* What you will do *
Update the listing below so that every "chevron-right-icon" reads "arrow-right-icon", leaving all other text unchanged.

* Excerpted records *
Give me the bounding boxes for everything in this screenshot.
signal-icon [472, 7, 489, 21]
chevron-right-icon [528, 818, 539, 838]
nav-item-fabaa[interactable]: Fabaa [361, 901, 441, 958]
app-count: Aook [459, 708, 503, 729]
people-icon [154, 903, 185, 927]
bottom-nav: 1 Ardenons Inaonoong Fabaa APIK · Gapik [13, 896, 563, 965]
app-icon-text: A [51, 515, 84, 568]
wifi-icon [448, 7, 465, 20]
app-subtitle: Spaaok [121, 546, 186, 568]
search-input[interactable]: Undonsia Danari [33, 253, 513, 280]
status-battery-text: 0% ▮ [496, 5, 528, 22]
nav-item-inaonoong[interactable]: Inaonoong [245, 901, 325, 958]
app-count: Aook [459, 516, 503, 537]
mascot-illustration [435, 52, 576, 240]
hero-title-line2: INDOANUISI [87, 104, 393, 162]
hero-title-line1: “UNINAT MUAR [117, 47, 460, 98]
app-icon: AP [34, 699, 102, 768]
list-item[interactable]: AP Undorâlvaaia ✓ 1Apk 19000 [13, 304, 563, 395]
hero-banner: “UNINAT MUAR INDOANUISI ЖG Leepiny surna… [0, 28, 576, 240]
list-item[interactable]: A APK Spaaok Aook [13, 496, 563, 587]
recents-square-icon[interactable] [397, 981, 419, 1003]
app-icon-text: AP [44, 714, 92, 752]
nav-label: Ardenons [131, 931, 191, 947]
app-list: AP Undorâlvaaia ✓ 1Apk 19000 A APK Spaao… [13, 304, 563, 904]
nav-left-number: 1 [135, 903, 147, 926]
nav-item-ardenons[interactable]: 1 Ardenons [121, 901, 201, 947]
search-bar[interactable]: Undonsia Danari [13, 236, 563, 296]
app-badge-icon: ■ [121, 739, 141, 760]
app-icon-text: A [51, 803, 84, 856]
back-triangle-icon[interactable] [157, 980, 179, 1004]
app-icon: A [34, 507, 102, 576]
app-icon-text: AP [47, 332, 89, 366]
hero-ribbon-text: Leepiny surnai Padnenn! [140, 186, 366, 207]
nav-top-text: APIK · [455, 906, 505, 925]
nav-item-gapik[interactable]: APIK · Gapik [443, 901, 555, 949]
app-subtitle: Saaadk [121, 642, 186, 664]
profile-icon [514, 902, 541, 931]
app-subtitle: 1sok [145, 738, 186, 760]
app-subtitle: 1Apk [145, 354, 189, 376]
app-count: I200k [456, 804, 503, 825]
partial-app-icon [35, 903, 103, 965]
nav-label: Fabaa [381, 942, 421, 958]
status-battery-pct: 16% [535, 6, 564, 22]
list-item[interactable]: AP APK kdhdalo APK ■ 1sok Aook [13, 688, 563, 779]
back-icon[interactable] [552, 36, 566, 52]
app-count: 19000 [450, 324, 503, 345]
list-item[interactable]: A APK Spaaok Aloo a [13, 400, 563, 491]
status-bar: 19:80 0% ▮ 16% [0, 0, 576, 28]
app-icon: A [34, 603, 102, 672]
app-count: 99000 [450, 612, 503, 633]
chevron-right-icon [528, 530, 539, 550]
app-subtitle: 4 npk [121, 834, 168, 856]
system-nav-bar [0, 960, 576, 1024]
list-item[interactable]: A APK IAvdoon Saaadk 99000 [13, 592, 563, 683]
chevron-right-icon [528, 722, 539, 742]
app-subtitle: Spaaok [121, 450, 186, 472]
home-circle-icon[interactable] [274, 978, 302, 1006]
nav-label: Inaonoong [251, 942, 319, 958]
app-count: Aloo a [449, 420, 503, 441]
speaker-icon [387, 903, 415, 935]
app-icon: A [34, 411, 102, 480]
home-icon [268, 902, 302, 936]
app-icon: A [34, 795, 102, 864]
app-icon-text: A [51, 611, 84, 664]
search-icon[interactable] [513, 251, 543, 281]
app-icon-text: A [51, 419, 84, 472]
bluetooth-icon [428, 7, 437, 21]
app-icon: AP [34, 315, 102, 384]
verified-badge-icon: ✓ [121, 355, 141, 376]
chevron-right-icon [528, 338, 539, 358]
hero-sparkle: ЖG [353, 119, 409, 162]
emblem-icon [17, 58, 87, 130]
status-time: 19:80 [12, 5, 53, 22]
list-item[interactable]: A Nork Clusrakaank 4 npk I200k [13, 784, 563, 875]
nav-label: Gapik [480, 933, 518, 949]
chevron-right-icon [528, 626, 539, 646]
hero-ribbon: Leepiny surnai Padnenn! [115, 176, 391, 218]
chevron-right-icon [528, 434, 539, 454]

* Task response *
Give me the bounding boxes for everything in this screenshot.
signal-icon [472, 7, 489, 21]
arrow-right-icon [528, 818, 539, 838]
nav-item-fabaa[interactable]: Fabaa [361, 901, 441, 958]
app-count: Aook [459, 708, 503, 729]
people-icon [154, 903, 185, 927]
bottom-nav: 1 Ardenons Inaonoong Fabaa APIK · Gapik [13, 896, 563, 965]
app-icon-text: A [51, 515, 84, 568]
wifi-icon [448, 7, 465, 20]
app-subtitle: Spaaok [121, 546, 186, 568]
search-input[interactable]: Undonsia Danari [33, 253, 513, 280]
status-battery-text: 0% ▮ [496, 5, 528, 22]
nav-item-inaonoong[interactable]: Inaonoong [245, 901, 325, 958]
app-count: Aook [459, 516, 503, 537]
mascot-illustration [435, 52, 576, 240]
hero-title-line2: INDOANUISI [87, 104, 393, 162]
hero-title-line1: “UNINAT MUAR [117, 47, 460, 98]
app-icon: AP [34, 699, 102, 768]
list-item[interactable]: AP Undorâlvaaia ✓ 1Apk 19000 [13, 304, 563, 395]
hero-banner: “UNINAT MUAR INDOANUISI ЖG Leepiny surna… [0, 28, 576, 240]
list-item[interactable]: A APK Spaaok Aook [13, 496, 563, 587]
recents-square-icon[interactable] [397, 981, 419, 1003]
app-icon-text: AP [44, 714, 92, 752]
nav-label: Ardenons [131, 931, 191, 947]
app-list: AP Undorâlvaaia ✓ 1Apk 19000 A APK Spaao… [13, 304, 563, 904]
nav-left-number: 1 [135, 903, 147, 926]
nav-item-ardenons[interactable]: 1 Ardenons [121, 901, 201, 947]
search-bar[interactable]: Undonsia Danari [13, 236, 563, 296]
app-badge-icon: ■ [121, 739, 141, 760]
app-icon-text: A [51, 803, 84, 856]
back-triangle-icon[interactable] [157, 980, 179, 1004]
app-icon: A [34, 507, 102, 576]
app-icon-text: AP [47, 332, 89, 366]
hero-ribbon-text: Leepiny surnai Padnenn! [140, 186, 366, 207]
nav-top-text: APIK · [455, 906, 505, 925]
nav-item-gapik[interactable]: APIK · Gapik [443, 901, 555, 949]
app-subtitle: Saaadk [121, 642, 186, 664]
profile-icon [514, 902, 541, 931]
app-subtitle: 1sok [145, 738, 186, 760]
app-subtitle: 1Apk [145, 354, 189, 376]
app-count: I200k [456, 804, 503, 825]
partial-app-icon [35, 903, 103, 965]
nav-label: Fabaa [381, 942, 421, 958]
status-battery-pct: 16% [535, 6, 564, 22]
list-item[interactable]: AP APK kdhdalo APK ■ 1sok Aook [13, 688, 563, 779]
back-icon[interactable] [552, 36, 566, 52]
app-count: 19000 [450, 324, 503, 345]
list-item[interactable]: A APK Spaaok Aloo a [13, 400, 563, 491]
status-bar: 19:80 0% ▮ 16% [0, 0, 576, 28]
app-icon: A [34, 603, 102, 672]
app-count: 99000 [450, 612, 503, 633]
arrow-right-icon [528, 530, 539, 550]
app-subtitle: 4 npk [121, 834, 168, 856]
system-nav-bar [0, 960, 576, 1024]
list-item[interactable]: A APK IAvdoon Saaadk 99000 [13, 592, 563, 683]
arrow-right-icon [528, 722, 539, 742]
app-subtitle: Spaaok [121, 450, 186, 472]
home-circle-icon[interactable] [274, 978, 302, 1006]
nav-label: Inaonoong [251, 942, 319, 958]
app-count: Aloo a [449, 420, 503, 441]
speaker-icon [387, 903, 415, 935]
app-icon: A [34, 411, 102, 480]
home-icon [268, 902, 302, 936]
app-icon: A [34, 795, 102, 864]
app-icon-text: A [51, 611, 84, 664]
search-icon[interactable] [513, 251, 543, 281]
app-icon-text: A [51, 419, 84, 472]
bluetooth-icon [428, 7, 437, 21]
app-icon: AP [34, 315, 102, 384]
verified-badge-icon: ✓ [121, 355, 141, 376]
arrow-right-icon [528, 338, 539, 358]
hero-sparkle: ЖG [353, 119, 409, 162]
emblem-icon [17, 58, 87, 130]
status-time: 19:80 [12, 5, 53, 22]
list-item[interactable]: A Nork Clusrakaank 4 npk I200k [13, 784, 563, 875]
nav-label: Gapik [480, 933, 518, 949]
arrow-right-icon [528, 626, 539, 646]
hero-ribbon: Leepiny surnai Padnenn! [115, 176, 391, 218]
arrow-right-icon [528, 434, 539, 454]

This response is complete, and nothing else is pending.